**Brief:**
Copy out each line that mentions the word "selected".

Records from a collection of figures:

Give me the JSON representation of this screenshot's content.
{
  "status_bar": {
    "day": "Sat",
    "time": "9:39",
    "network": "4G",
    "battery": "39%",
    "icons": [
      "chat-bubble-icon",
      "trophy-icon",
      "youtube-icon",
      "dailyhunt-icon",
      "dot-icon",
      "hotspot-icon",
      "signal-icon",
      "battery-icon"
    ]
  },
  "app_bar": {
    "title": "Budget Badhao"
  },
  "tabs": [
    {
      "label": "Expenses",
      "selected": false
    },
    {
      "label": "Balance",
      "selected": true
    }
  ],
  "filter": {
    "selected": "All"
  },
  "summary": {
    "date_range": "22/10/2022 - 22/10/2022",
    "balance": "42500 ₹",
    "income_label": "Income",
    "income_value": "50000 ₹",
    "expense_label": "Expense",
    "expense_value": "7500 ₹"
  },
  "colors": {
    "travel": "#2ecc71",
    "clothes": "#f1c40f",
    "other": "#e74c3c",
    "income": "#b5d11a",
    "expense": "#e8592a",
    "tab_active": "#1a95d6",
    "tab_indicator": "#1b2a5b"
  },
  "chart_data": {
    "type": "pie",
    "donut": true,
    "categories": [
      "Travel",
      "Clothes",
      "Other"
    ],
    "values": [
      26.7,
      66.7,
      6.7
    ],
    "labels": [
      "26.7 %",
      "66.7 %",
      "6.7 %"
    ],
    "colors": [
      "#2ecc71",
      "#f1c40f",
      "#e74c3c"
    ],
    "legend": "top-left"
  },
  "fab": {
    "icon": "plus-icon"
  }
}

**Answer to the problem:**
      "selected": false
      "selected": true
    "selected": "All"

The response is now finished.